**WRITTEN EXERCISE:** From the listing below, pull out the lines that hold "center".

Items from a figure collection
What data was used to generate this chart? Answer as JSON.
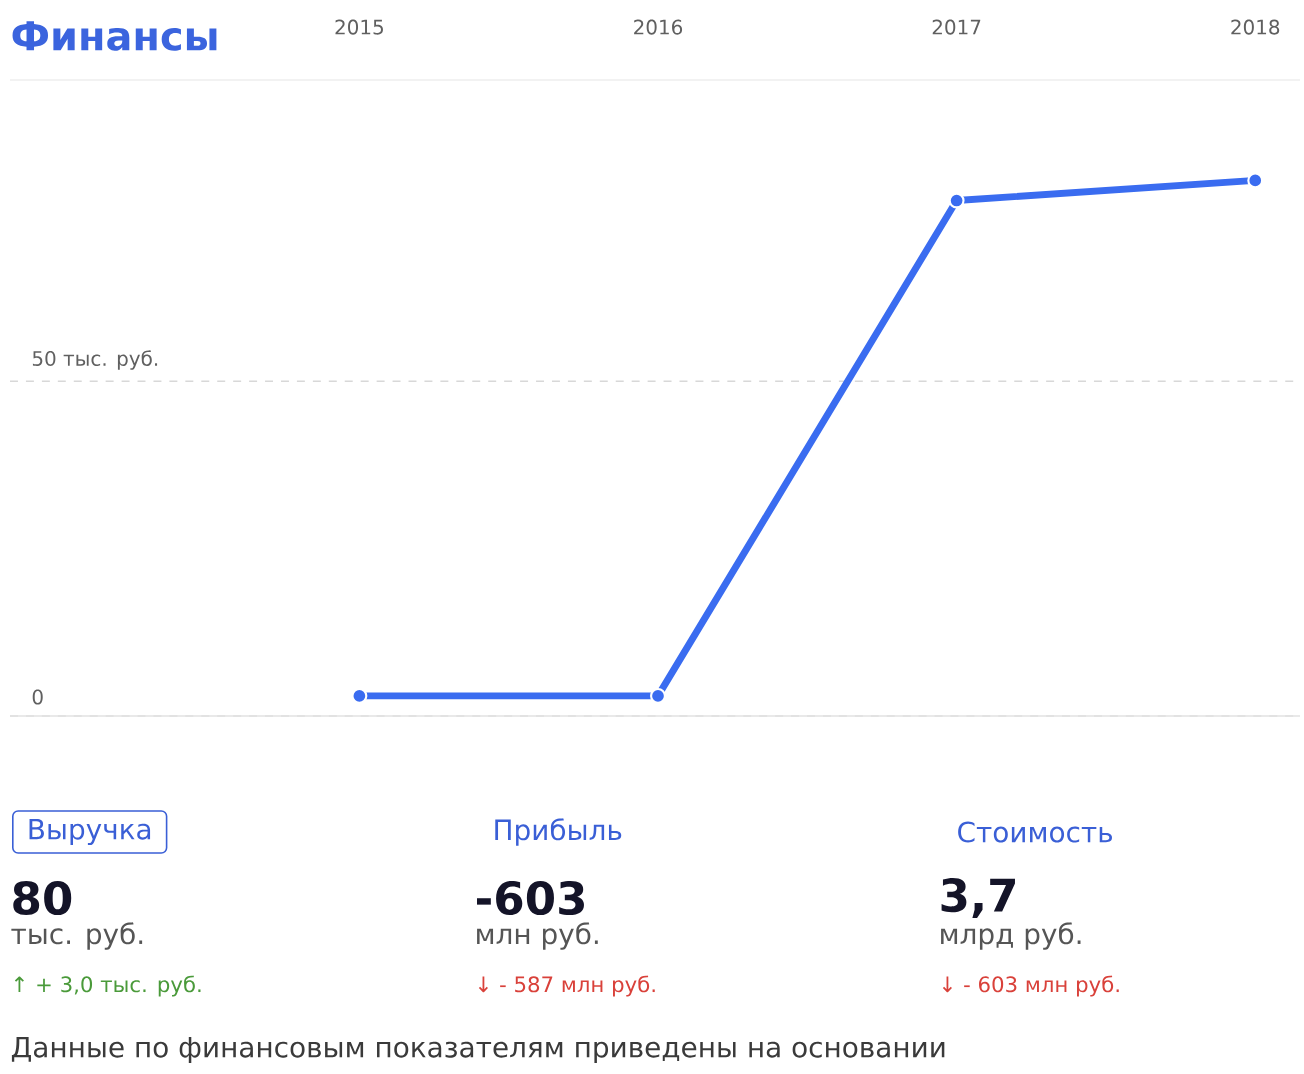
{
  "chart_data": {
    "type": "line",
    "title": "Финансы",
    "categories": [
      "2015",
      "2016",
      "2017",
      "2018"
    ],
    "series": [
      {
        "color": "#3a6cf0",
        "values": [
          3,
          3,
          77,
          80
        ]
      }
    ],
    "ylim": [
      0,
      95
    ],
    "yticks": [
      0,
      {
        "value": 50,
        "label": "50 тыс. руб."
      }
    ],
    "grid": "y",
    "marker": "circle",
    "line_style": "solid",
    "annotations": [
      "Выручка",
      "80",
      "тыс. руб.",
      "↑ + 3,0 тыс. руб.",
      "Прибыль",
      "-603",
      "млн руб.",
      "↓ - 587 млн руб.",
      "Стоимость",
      "3,7",
      "млрд руб.",
      "↓ - 603 млн руб.",
      "Данные по финансовым показателям приведены на основании"
    ]
  }
}
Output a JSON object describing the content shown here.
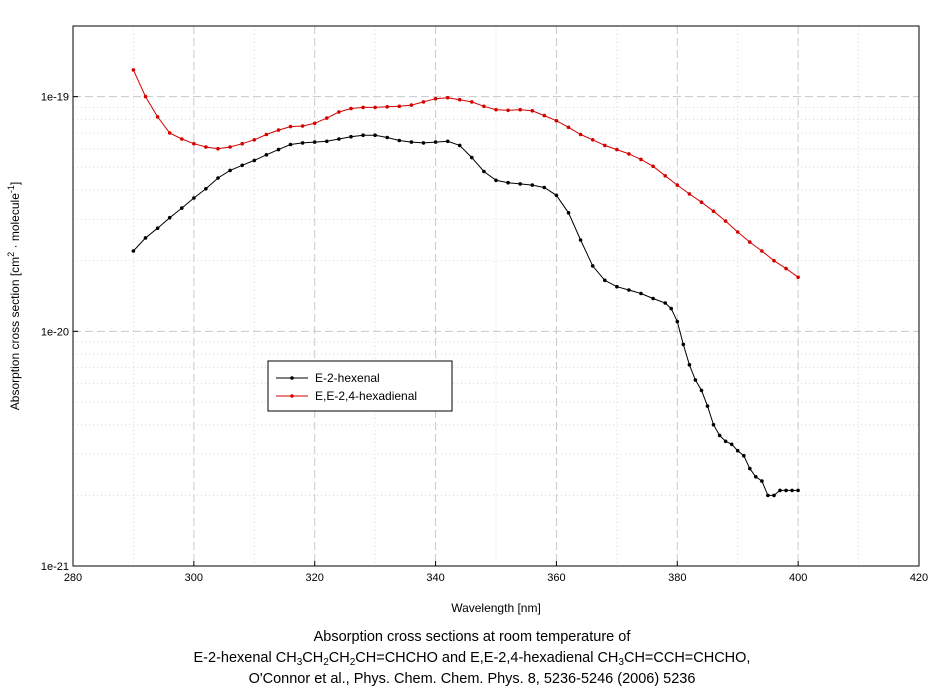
{
  "chart_data": {
    "type": "line",
    "xlabel": "Wavelength [nm]",
    "ylabel_prefix": "Absorption cross section [cm",
    "ylabel_sup1": "2",
    "ylabel_mid": " · molecule",
    "ylabel_sup2": "-1",
    "ylabel_suffix": "]",
    "x_ticks": [
      "280",
      "300",
      "320",
      "340",
      "360",
      "380",
      "400",
      "420"
    ],
    "y_ticks": [
      "1e-21",
      "1e-20",
      "1e-19"
    ],
    "xlim": [
      280,
      420
    ],
    "ylim": [
      1e-21,
      2e-19
    ],
    "yscale": "log",
    "grid": true,
    "legend_position": "center-left",
    "series": [
      {
        "name": "E-2-hexenal",
        "color": "#000000",
        "x": [
          290,
          292,
          294,
          296,
          298,
          300,
          302,
          304,
          306,
          308,
          310,
          312,
          314,
          316,
          318,
          320,
          322,
          324,
          326,
          328,
          330,
          332,
          334,
          336,
          338,
          340,
          342,
          344,
          346,
          348,
          350,
          352,
          354,
          356,
          358,
          360,
          362,
          364,
          366,
          368,
          370,
          372,
          374,
          376,
          378,
          379,
          380,
          381,
          382,
          383,
          384,
          385,
          386,
          387,
          388,
          389,
          390,
          391,
          392,
          393,
          394,
          395,
          396,
          397,
          398,
          399,
          400
        ],
        "y": [
          2.2e-20,
          2.5e-20,
          2.75e-20,
          3.05e-20,
          3.35e-20,
          3.7e-20,
          4.05e-20,
          4.5e-20,
          4.85e-20,
          5.1e-20,
          5.35e-20,
          5.65e-20,
          5.95e-20,
          6.25e-20,
          6.35e-20,
          6.4e-20,
          6.45e-20,
          6.6e-20,
          6.75e-20,
          6.85e-20,
          6.85e-20,
          6.7e-20,
          6.5e-20,
          6.4e-20,
          6.35e-20,
          6.4e-20,
          6.45e-20,
          6.2e-20,
          5.5e-20,
          4.8e-20,
          4.4e-20,
          4.3e-20,
          4.25e-20,
          4.2e-20,
          4.1e-20,
          3.8e-20,
          3.2e-20,
          2.45e-20,
          1.9e-20,
          1.65e-20,
          1.55e-20,
          1.5e-20,
          1.45e-20,
          1.38e-20,
          1.32e-20,
          1.25e-20,
          1.1e-20,
          8.8e-21,
          7.2e-21,
          6.2e-21,
          5.6e-21,
          4.8e-21,
          4e-21,
          3.6e-21,
          3.4e-21,
          3.3e-21,
          3.1e-21,
          2.95e-21,
          2.6e-21,
          2.4e-21,
          2.3e-21,
          2e-21,
          2e-21,
          2.1e-21,
          2.1e-21,
          2.1e-21,
          2.1e-21
        ]
      },
      {
        "name": "E,E-2,4-hexadienal",
        "color": "#d40000",
        "x": [
          290,
          292,
          294,
          296,
          298,
          300,
          302,
          304,
          306,
          308,
          310,
          312,
          314,
          316,
          318,
          320,
          322,
          324,
          326,
          328,
          330,
          332,
          334,
          336,
          338,
          340,
          342,
          344,
          346,
          348,
          350,
          352,
          354,
          356,
          358,
          360,
          362,
          364,
          366,
          368,
          370,
          372,
          374,
          376,
          378,
          380,
          382,
          384,
          386,
          388,
          390,
          392,
          394,
          396,
          398,
          400
        ],
        "y": [
          1.3e-19,
          1e-19,
          8.2e-20,
          7e-20,
          6.6e-20,
          6.3e-20,
          6.1e-20,
          6e-20,
          6.1e-20,
          6.3e-20,
          6.55e-20,
          6.9e-20,
          7.2e-20,
          7.45e-20,
          7.5e-20,
          7.7e-20,
          8.1e-20,
          8.6e-20,
          8.9e-20,
          9e-20,
          9e-20,
          9.05e-20,
          9.1e-20,
          9.2e-20,
          9.5e-20,
          9.8e-20,
          9.9e-20,
          9.7e-20,
          9.5e-20,
          9.1e-20,
          8.8e-20,
          8.75e-20,
          8.8e-20,
          8.7e-20,
          8.3e-20,
          7.9e-20,
          7.4e-20,
          6.9e-20,
          6.55e-20,
          6.2e-20,
          5.95e-20,
          5.7e-20,
          5.4e-20,
          5.05e-20,
          4.6e-20,
          4.2e-20,
          3.85e-20,
          3.55e-20,
          3.25e-20,
          2.95e-20,
          2.65e-20,
          2.4e-20,
          2.2e-20,
          2e-20,
          1.85e-20,
          1.7e-20
        ]
      }
    ]
  },
  "caption": {
    "line1": "Absorption cross sections at room temperature of",
    "line2_a": "E-2-hexenal CH",
    "line2_b": "3",
    "line2_c": "CH",
    "line2_d": "2",
    "line2_e": "CH",
    "line2_f": "2",
    "line2_g": "CH=CHCHO and E,E-2,4-hexadienal CH",
    "line2_h": "3",
    "line2_i": "CH=CCH=CHCHO,",
    "line3": "O'Connor et al., Phys. Chem. Chem. Phys. 8, 5236-5246 (2006) 5236"
  }
}
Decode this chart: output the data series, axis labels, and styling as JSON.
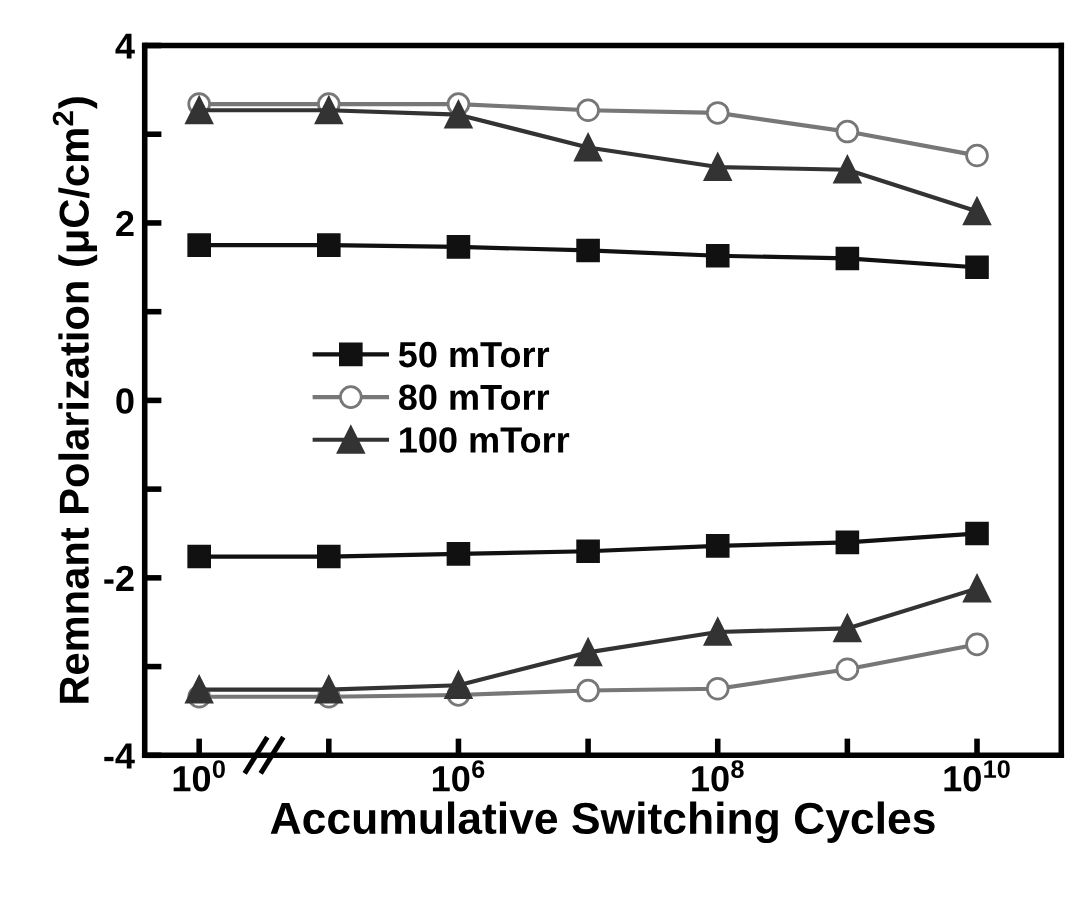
{
  "chart_data": {
    "type": "line",
    "xlabel": "Accumulative Switching Cycles",
    "ylabel": "Remnant Polarization (μC/cm$^{2}$)",
    "categories": [
      "10$^{0}$",
      null,
      "10$^{6}$",
      null,
      "10$^{8}$",
      null,
      "10$^{10}$"
    ],
    "ylim": [
      -4,
      4
    ],
    "yticks": [
      -4,
      {
        "value": -3,
        "label": null
      },
      -2,
      {
        "value": -1,
        "label": null
      },
      0,
      {
        "value": 1,
        "label": null
      },
      2,
      {
        "value": 3,
        "label": null
      },
      4
    ],
    "legend": "center left",
    "grid": false,
    "series": [
      {
        "name": "50 mTorr",
        "color": "#111111",
        "marker": "square",
        "values": [
          1.75,
          1.75,
          1.73,
          1.69,
          1.63,
          1.6,
          1.5
        ]
      },
      {
        "name": "80 mTorr",
        "color": "#777777",
        "marker": "circle",
        "values": [
          3.34,
          3.34,
          3.34,
          3.27,
          3.24,
          3.03,
          2.76
        ]
      },
      {
        "name": "100 mTorr",
        "color": "#333333",
        "marker": "triangle",
        "values": [
          3.27,
          3.27,
          3.22,
          2.85,
          2.63,
          2.6,
          2.13
        ]
      },
      {
        "color": "#111111",
        "marker": "square",
        "values": [
          -1.76,
          -1.76,
          -1.73,
          -1.7,
          -1.64,
          -1.6,
          -1.5
        ]
      },
      {
        "color": "#777777",
        "marker": "circle",
        "values": [
          -3.34,
          -3.34,
          -3.32,
          -3.27,
          -3.25,
          -3.03,
          -2.75
        ]
      },
      {
        "color": "#333333",
        "marker": "triangle",
        "values": [
          -3.26,
          -3.26,
          -3.21,
          -2.84,
          -2.61,
          -2.57,
          -2.12
        ]
      }
    ]
  }
}
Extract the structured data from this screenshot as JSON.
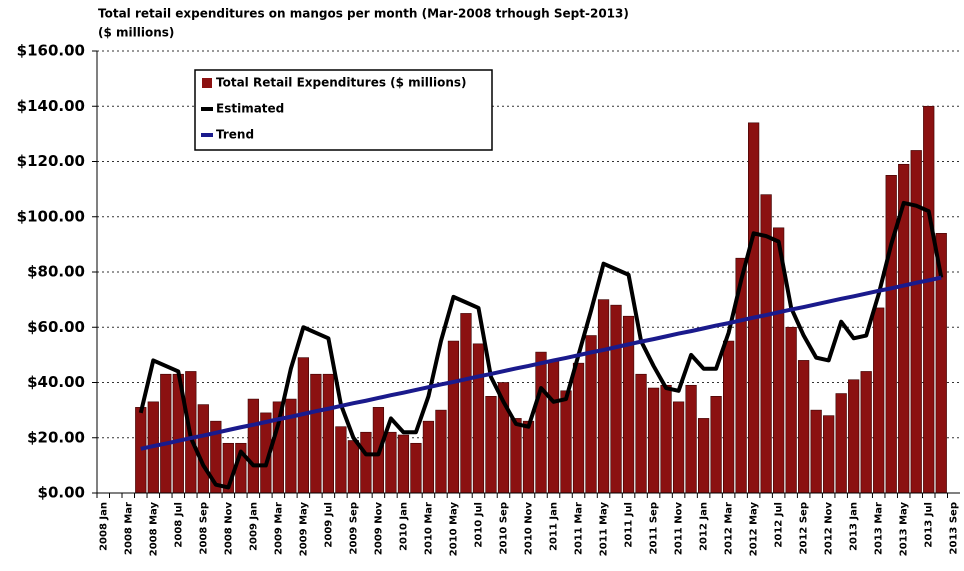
{
  "chart_data": {
    "type": "bar",
    "title": "Total retail expenditures on mangos per month  (Mar-2008 trhough Sept-2013)",
    "subtitle": "($ millions)",
    "categories": [
      "2008 Jan",
      null,
      "2008 Mar",
      null,
      "2008 May",
      null,
      "2008 Jul",
      null,
      "2008 Sep",
      null,
      "2008 Nov",
      null,
      "2009 Jan",
      null,
      "2009 Mar",
      null,
      "2009 May",
      null,
      "2009 Jul",
      null,
      "2009 Sep",
      null,
      "2009 Nov",
      null,
      "2010 Jan",
      null,
      "2010 Mar",
      null,
      "2010 May",
      null,
      "2010 Jul",
      null,
      "2010 Sep",
      null,
      "2010 Nov",
      null,
      "2011 Jan",
      null,
      "2011 Mar",
      null,
      "2011 May",
      null,
      "2011 Jul",
      null,
      "2011 Sep",
      null,
      "2011 Nov",
      null,
      "2012 Jan",
      null,
      "2012 Mar",
      null,
      "2012 May",
      null,
      "2012 Jul",
      null,
      "2012 Sep",
      null,
      "2012 Nov",
      null,
      "2013 Jan",
      null,
      "2013 Mar",
      null,
      "2013 May",
      null,
      "2013 Jul",
      null,
      "2013 Sep"
    ],
    "series": [
      {
        "name": "Total Retail Expenditures ($ millions)",
        "type": "bar",
        "color": "#8b1111",
        "values": [
          null,
          null,
          null,
          31,
          33,
          43,
          43,
          44,
          32,
          26,
          18,
          18,
          34,
          29,
          33,
          34,
          49,
          43,
          43,
          24,
          19,
          22,
          31,
          22,
          21,
          18,
          26,
          30,
          55,
          65,
          54,
          35,
          40,
          27,
          26,
          51,
          48,
          37,
          47,
          57,
          70,
          68,
          64,
          43,
          38,
          39,
          33,
          39,
          27,
          35,
          55,
          85,
          134,
          108,
          96,
          60,
          48,
          30,
          28,
          36,
          41,
          44,
          67,
          115,
          119,
          124,
          140,
          94,
          null
        ]
      },
      {
        "name": "Estimated",
        "type": "line",
        "color": "#000000",
        "values": [
          null,
          null,
          null,
          29,
          48,
          46,
          44,
          20,
          10,
          3,
          2,
          15,
          10,
          10,
          25,
          45,
          60,
          58,
          56,
          32,
          20,
          14,
          14,
          27,
          22,
          22,
          35,
          55,
          71,
          69,
          67,
          42,
          33,
          25,
          24,
          38,
          33,
          34,
          50,
          66,
          83,
          81,
          79,
          55,
          46,
          38,
          37,
          50,
          45,
          45,
          58,
          77,
          94,
          93,
          91,
          67,
          57,
          49,
          48,
          62,
          56,
          57,
          72,
          90,
          105,
          104,
          102,
          78,
          null
        ]
      },
      {
        "name": "Trend",
        "type": "line",
        "color": "#1a1a8c",
        "values": [
          null,
          null,
          null,
          16.0,
          17.0,
          17.9,
          18.9,
          19.9,
          20.8,
          21.8,
          22.8,
          23.8,
          24.7,
          25.7,
          26.7,
          27.6,
          28.6,
          29.6,
          30.5,
          31.5,
          32.5,
          33.4,
          34.4,
          35.4,
          36.3,
          37.3,
          38.3,
          39.3,
          40.2,
          41.2,
          42.2,
          43.1,
          44.1,
          45.1,
          46.0,
          47.0,
          48.0,
          48.9,
          49.9,
          50.9,
          51.8,
          52.8,
          53.8,
          54.8,
          55.7,
          56.7,
          57.7,
          58.6,
          59.6,
          60.6,
          61.5,
          62.5,
          63.5,
          64.4,
          65.4,
          66.4,
          67.3,
          68.3,
          69.3,
          70.3,
          71.2,
          72.2,
          73.2,
          74.1,
          75.1,
          76.1,
          77.0,
          78.0,
          null
        ]
      }
    ],
    "ylim": [
      0,
      160
    ],
    "yticks": [
      {
        "value": 0,
        "label": "$0.00"
      },
      {
        "value": 20,
        "label": "$20.00"
      },
      {
        "value": 40,
        "label": "$40.00"
      },
      {
        "value": 60,
        "label": "$60.00"
      },
      {
        "value": 80,
        "label": "$80.00"
      },
      {
        "value": 100,
        "label": "$100.00"
      },
      {
        "value": 120,
        "label": "$120.00"
      },
      {
        "value": 140,
        "label": "$140.00"
      },
      {
        "value": 160,
        "label": "$160.00"
      }
    ],
    "grid": true,
    "legend": "upper left"
  }
}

**EXPECTED ANSWER:**
    "legend_position": "center-left",
    "legend": "center left",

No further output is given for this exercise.